## EXERCISE DESCRIPTION
Any pictures in the records below should be skipped; write out everything else exactly.
* * * * * * * * *
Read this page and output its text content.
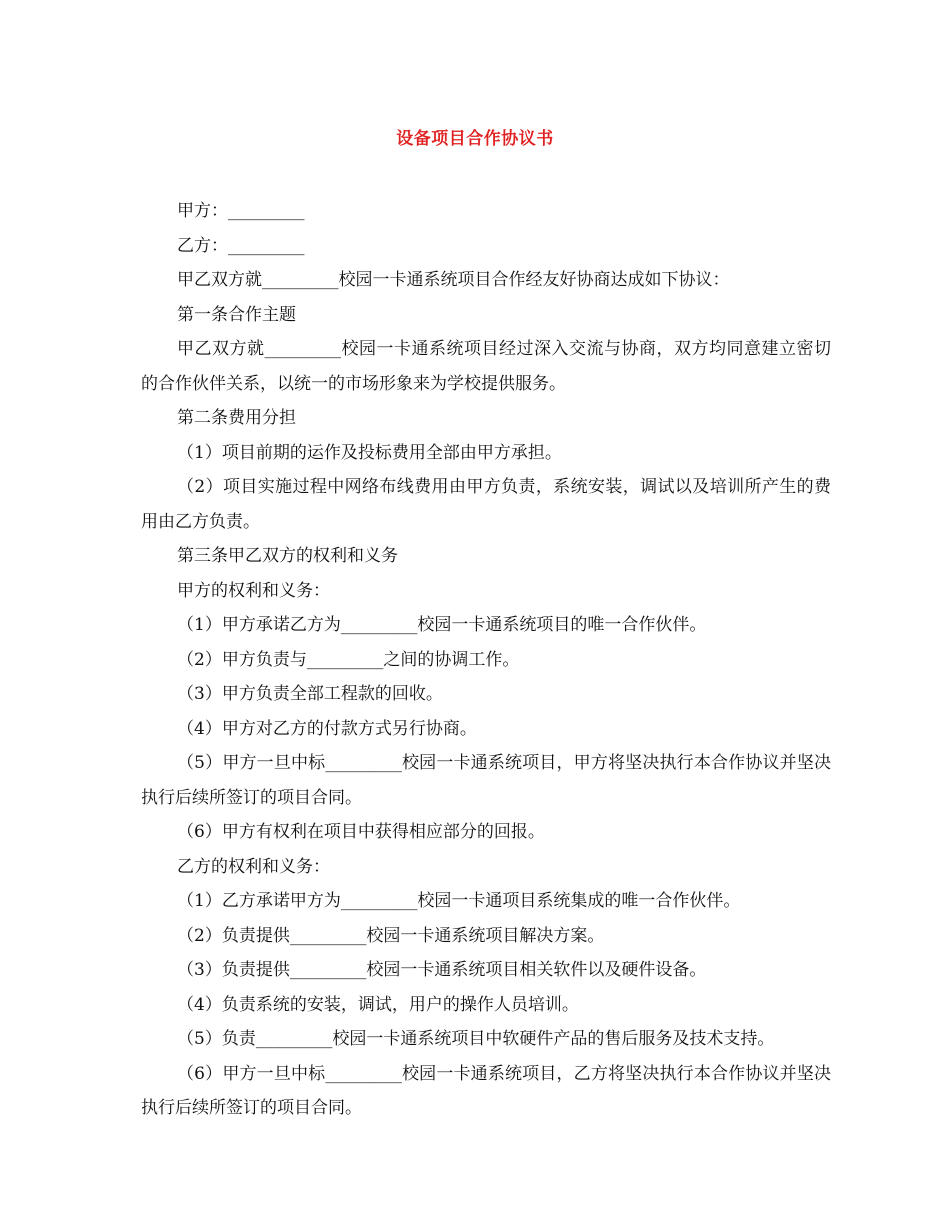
设备项目合作协议书

甲方：_________

乙方：_________

甲乙双方就_________校园一卡通系统项目合作经友好协商达成如下协议：

第一条合作主题

甲乙双方就_________校园一卡通系统项目经过深入交流与协商，双方均同意建立密切的合作伙伴关系，以统一的市场形象来为学校提供服务。

第二条费用分担

（1）项目前期的运作及投标费用全部由甲方承担。

（2）项目实施过程中网络布线费用由甲方负责，系统安装，调试以及培训所产生的费用由乙方负责。

第三条甲乙双方的权利和义务

甲方的权利和义务：

（1）甲方承诺乙方为_________校园一卡通系统项目的唯一合作伙伴。

（2）甲方负责与_________之间的协调工作。

（3）甲方负责全部工程款的回收。

（4）甲方对乙方的付款方式另行协商。

（5）甲方一旦中标_________校园一卡通系统项目，甲方将坚决执行本合作协议并坚决执行后续所签订的项目合同。

（6）甲方有权利在项目中获得相应部分的回报。

乙方的权利和义务：

（1）乙方承诺甲方为_________校园一卡通项目系统集成的唯一合作伙伴。

（2）负责提供_________校园一卡通系统项目解决方案。

（3）负责提供_________校园一卡通系统项目相关软件以及硬件设备。

（4）负责系统的安装，调试，用户的操作人员培训。

（5）负责_________校园一卡通系统项目中软硬件产品的售后服务及技术支持。

（6）甲方一旦中标_________校园一卡通系统项目，乙方将坚决执行本合作协议并坚决执行后续所签订的项目合同。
* * * * * * * * *
## TASK OUTPUT
Read this page and output its text content.
设备项目合作协议书

甲方：_________

乙方：_________

甲乙双方就_________校园一卡通系统项目合作经友好协商达成如下协议：

第一条合作主题

甲乙双方就_________校园一卡通系统项目经过深入交流与协商，双方均同意建立密切的合作伙伴关系，以统一的市场形象来为学校提供服务。

第二条费用分担

（1）项目前期的运作及投标费用全部由甲方承担。

（2）项目实施过程中网络布线费用由甲方负责，系统安装，调试以及培训所产生的费用由乙方负责。

第三条甲乙双方的权利和义务

甲方的权利和义务：

（1）甲方承诺乙方为_________校园一卡通系统项目的唯一合作伙伴。

（2）甲方负责与_________之间的协调工作。

（3）甲方负责全部工程款的回收。

（4）甲方对乙方的付款方式另行协商。

（5）甲方一旦中标_________校园一卡通系统项目，甲方将坚决执行本合作协议并坚决执行后续所签订的项目合同。

（6）甲方有权利在项目中获得相应部分的回报。

乙方的权利和义务：

（1）乙方承诺甲方为_________校园一卡通项目系统集成的唯一合作伙伴。

（2）负责提供_________校园一卡通系统项目解决方案。

（3）负责提供_________校园一卡通系统项目相关软件以及硬件设备。

（4）负责系统的安装，调试，用户的操作人员培训。

（5）负责_________校园一卡通系统项目中软硬件产品的售后服务及技术支持。

（6）甲方一旦中标_________校园一卡通系统项目，乙方将坚决执行本合作协议并坚决执行后续所签订的项目合同。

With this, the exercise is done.